### EXERCISE TASK A
Translate this sentence from the passage on the privilege guide into Spanish: "Compiled by our network of Herbert Smith Freehills lawyers and trusted local counsel, the updated Guide takes account of the latest developments across Asia Pacific and covers 21 jurisdictions."

We are pleased to launch the 2019 edition of our Asia Pacific Guide to Privilege.
Businesses are increasingly faced with multi-jurisdictional disputes where evidence rarely falls within the borders of a single country and complex legal privilege issues often surface when dealing with communications across multiple jurisdictions.
Compiled by our network of Herbert Smith Freehills lawyers and trusted local counsel, the updated Guide takes account of the latest developments across Asia Pacific and covers 21 jurisdictions.
Many enforcement actions either emanate from or involve long-arm jurisdictions outside Asia and span across many jurisdictions in Asia. Given for example the English Bribery Act’s broad jurisdiction and extra-territorial reach coupled with aggressive enforcement agencies, clients around Asia ought to understand how the authorities in England will apply the law of privilege, in addition to how the law is applied across Asia. Moreover, although English case law is persuasive in most common law jurisdictions, legal advice privilege is an area in which a number of common law jurisdictions, such as Australia, Hong Kong and Singapore, have chosen to depart from English case law. Given the spotlight on these issues, we have added a new chapter on England & Wales and a related comparative question in each of the other 20 chapters across Asia-Pacific.

### RECORDS FOR THE EXERCISE

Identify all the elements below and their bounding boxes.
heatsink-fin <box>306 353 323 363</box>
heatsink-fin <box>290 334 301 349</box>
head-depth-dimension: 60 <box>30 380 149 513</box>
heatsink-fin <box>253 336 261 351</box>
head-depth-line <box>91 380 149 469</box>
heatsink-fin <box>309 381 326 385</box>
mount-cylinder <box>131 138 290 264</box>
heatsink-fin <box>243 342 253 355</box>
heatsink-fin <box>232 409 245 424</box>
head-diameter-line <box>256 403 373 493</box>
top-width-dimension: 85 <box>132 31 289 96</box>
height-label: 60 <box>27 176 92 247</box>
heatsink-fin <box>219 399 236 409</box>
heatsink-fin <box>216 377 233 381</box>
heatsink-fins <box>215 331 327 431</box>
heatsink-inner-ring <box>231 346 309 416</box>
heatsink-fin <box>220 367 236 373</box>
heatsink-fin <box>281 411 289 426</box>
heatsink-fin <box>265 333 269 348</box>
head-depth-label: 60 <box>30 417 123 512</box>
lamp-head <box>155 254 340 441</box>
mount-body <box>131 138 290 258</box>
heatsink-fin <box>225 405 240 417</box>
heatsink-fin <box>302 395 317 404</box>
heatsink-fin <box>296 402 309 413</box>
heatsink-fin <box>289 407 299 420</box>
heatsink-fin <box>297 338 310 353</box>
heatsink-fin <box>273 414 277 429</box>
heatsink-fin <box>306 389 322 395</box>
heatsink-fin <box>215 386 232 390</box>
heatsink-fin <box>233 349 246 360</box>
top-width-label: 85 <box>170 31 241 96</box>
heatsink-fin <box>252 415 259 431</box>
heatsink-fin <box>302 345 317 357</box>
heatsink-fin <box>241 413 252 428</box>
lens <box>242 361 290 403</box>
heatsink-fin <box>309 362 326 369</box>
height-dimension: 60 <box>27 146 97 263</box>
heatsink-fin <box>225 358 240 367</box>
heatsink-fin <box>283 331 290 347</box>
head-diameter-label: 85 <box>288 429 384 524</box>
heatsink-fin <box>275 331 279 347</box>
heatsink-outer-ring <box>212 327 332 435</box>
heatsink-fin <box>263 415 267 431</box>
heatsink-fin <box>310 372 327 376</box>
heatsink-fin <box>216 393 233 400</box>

### EXERCISE TASK B
Write out the rows line for line, starting with the first line of the rows and going on through the line with "mount-body <box>131 138 290 258</box>".

### COMPLETE OUTPUT A
Elaborada por nuestra red de abogados de Herbert Smith Freehills y asesores jurídicos locales de confianza, la Guía actualizada tiene en cuenta los avances más recientes en toda la región de Asia-Pacífico y abarca 21 jurisdicciones.

### COMPLETE OUTPUT B
Identify all the elements below and their bounding boxes.
heatsink-fin <box>306 353 323 363</box>
heatsink-fin <box>290 334 301 349</box>
head-depth-dimension: 60 <box>30 380 149 513</box>
heatsink-fin <box>253 336 261 351</box>
head-depth-line <box>91 380 149 469</box>
heatsink-fin <box>309 381 326 385</box>
mount-cylinder <box>131 138 290 264</box>
heatsink-fin <box>243 342 253 355</box>
heatsink-fin <box>232 409 245 424</box>
head-diameter-line <box>256 403 373 493</box>
top-width-dimension: 85 <box>132 31 289 96</box>
height-label: 60 <box>27 176 92 247</box>
heatsink-fin <box>219 399 236 409</box>
heatsink-fin <box>216 377 233 381</box>
heatsink-fins <box>215 331 327 431</box>
heatsink-inner-ring <box>231 346 309 416</box>
heatsink-fin <box>220 367 236 373</box>
heatsink-fin <box>281 411 289 426</box>
heatsink-fin <box>265 333 269 348</box>
head-depth-label: 60 <box>30 417 123 512</box>
lamp-head <box>155 254 340 441</box>
mount-body <box>131 138 290 258</box>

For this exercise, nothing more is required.